» Problem details:
Set down each entry from the block beneath, exactly as written.

--- BEGIN Entries supplied ---

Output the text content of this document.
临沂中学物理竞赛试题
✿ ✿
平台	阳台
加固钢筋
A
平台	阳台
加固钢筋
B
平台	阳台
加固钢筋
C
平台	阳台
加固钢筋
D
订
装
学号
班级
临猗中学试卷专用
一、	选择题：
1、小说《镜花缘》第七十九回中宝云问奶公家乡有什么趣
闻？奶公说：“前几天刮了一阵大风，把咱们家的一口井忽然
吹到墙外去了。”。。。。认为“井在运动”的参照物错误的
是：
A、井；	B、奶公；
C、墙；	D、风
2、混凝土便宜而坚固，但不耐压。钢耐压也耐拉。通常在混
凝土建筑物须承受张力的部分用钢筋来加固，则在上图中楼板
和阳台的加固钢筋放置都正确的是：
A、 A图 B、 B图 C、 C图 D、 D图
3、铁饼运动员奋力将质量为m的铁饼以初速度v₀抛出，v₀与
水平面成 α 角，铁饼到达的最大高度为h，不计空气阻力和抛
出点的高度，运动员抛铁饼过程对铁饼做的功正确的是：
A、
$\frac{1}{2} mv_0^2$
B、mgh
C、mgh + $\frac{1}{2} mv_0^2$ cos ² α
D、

--- END Entries supplied ---

» Response to the task:
Output the text content of this document.
临沂中学物理竞赛试题
✿ ✿
平台	阳台
加固钢筋
A
平台	阳台
加固钢筋
B
平台	阳台
加固钢筋
C
平台	阳台
加固钢筋
D
订
装
学号
班级
临猗中学试卷专用
一、	选择题：
1、小说《镜花缘》第七十九回中宝云问奶公家乡有什么趣
闻？奶公说：“前几天刮了一阵大风，把咱们家的一口井忽然
吹到墙外去了。”。。。。认为“井在运动”的参照物错误的
是：
A、井；	B、奶公；
C、墙；	D、风
2、混凝土便宜而坚固，但不耐压。钢耐压也耐拉。通常在混
凝土建筑物须承受张力的部分用钢筋来加固，则在上图中楼板
和阳台的加固钢筋放置都正确的是：
A、 A图 B、 B图 C、 C图 D、 D图
3、铁饼运动员奋力将质量为m的铁饼以初速度v₀抛出，v₀与
水平面成 α 角，铁饼到达的最大高度为h，不计空气阻力和抛
出点的高度，运动员抛铁饼过程对铁饼做的功正确的是：
A、
$\frac{1}{2} mv_0^2$
B、mgh
C、mgh + $\frac{1}{2} mv_0^2$ cos ² α
D、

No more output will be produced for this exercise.